▸ **What is needed**: Retype each entry below exactly as it stands.

▸ **Material to process**:
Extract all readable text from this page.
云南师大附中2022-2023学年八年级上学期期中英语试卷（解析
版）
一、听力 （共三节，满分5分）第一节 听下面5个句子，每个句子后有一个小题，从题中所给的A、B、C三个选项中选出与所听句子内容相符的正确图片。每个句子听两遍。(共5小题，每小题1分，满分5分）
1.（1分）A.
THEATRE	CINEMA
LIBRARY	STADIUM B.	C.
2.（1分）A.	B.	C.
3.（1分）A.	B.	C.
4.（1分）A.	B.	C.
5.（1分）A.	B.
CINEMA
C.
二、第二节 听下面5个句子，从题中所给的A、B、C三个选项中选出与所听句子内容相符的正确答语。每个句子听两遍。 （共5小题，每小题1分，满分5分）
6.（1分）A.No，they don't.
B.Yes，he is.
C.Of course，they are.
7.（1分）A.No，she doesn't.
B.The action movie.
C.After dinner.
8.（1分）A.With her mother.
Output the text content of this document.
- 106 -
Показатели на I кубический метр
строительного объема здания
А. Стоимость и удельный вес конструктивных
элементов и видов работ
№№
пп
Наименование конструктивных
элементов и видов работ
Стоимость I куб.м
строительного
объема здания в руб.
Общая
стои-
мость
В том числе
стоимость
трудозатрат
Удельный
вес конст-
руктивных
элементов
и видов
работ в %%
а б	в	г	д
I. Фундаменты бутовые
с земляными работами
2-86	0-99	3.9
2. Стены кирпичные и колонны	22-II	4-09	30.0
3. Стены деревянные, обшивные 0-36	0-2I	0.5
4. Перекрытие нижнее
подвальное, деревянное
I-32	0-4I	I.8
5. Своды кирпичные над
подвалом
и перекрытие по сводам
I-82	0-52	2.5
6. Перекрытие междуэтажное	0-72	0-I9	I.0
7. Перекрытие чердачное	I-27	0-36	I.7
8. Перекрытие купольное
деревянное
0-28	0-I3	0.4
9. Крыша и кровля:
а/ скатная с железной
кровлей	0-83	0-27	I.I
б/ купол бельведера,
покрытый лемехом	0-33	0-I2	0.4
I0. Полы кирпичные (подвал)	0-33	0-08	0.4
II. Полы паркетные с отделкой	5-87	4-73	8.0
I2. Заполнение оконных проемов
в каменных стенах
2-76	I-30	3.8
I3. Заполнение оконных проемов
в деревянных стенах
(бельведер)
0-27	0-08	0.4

▸ **Finished exercise**:
Extract all readable text from this page.
云南师大附中2022-2023学年八年级上学期期中英语试卷（解析
版）
一、听力 （共三节，满分5分）第一节 听下面5个句子，每个句子后有一个小题，从题中所给的A、B、C三个选项中选出与所听句子内容相符的正确图片。每个句子听两遍。(共5小题，每小题1分，满分5分）
1.（1分）A.
THEATRE	CINEMA
LIBRARY	STADIUM B.	C.
2.（1分）A.	B.	C.
3.（1分）A.	B.	C.
4.（1分）A.	B.	C.
5.（1分）A.	B.
CINEMA
C.
二、第二节 听下面5个句子，从题中所给的A、B、C三个选项中选出与所听句子内容相符的正确答语。每个句子听两遍。 （共5小题，每小题1分，满分5分）
6.（1分）A.No，they don't.
B.Yes，he is.
C.Of course，they are.
7.（1分）A.No，she doesn't.
B.The action movie.
C.After dinner.
8.（1分）A.With her mother.
Output the text content of this document.
- 106 -
Показатели на I кубический метр
строительного объема здания
А. Стоимость и удельный вес конструктивных
элементов и видов работ
№№
пп
Наименование конструктивных
элементов и видов работ
Стоимость I куб.м
строительного
объема здания в руб.
Общая
стои-
мость
В том числе
стоимость
трудозатрат
Удельный
вес конст-
руктивных
элементов
и видов
работ в %%
а б	в	г	д
I. Фундаменты бутовые
с земляными работами
2-86	0-99	3.9
2. Стены кирпичные и колонны	22-II	4-09	30.0
3. Стены деревянные, обшивные 0-36	0-2I	0.5
4. Перекрытие нижнее
подвальное, деревянное
I-32	0-4I	I.8
5. Своды кирпичные над
подвалом
и перекрытие по сводам
I-82	0-52	2.5
6. Перекрытие междуэтажное	0-72	0-I9	I.0
7. Перекрытие чердачное	I-27	0-36	I.7
8. Перекрытие купольное
деревянное
0-28	0-I3	0.4
9. Крыша и кровля:
а/ скатная с железной
кровлей	0-83	0-27	I.I
б/ купол бельведера,
покрытый лемехом	0-33	0-I2	0.4
I0. Полы кирпичные (подвал)	0-33	0-08	0.4
II. Полы паркетные с отделкой	5-87	4-73	8.0
I2. Заполнение оконных проемов
в каменных стенах
2-76	I-30	3.8
I3. Заполнение оконных проемов
в деревянных стенах
(бельведер)
0-27	0-08	0.4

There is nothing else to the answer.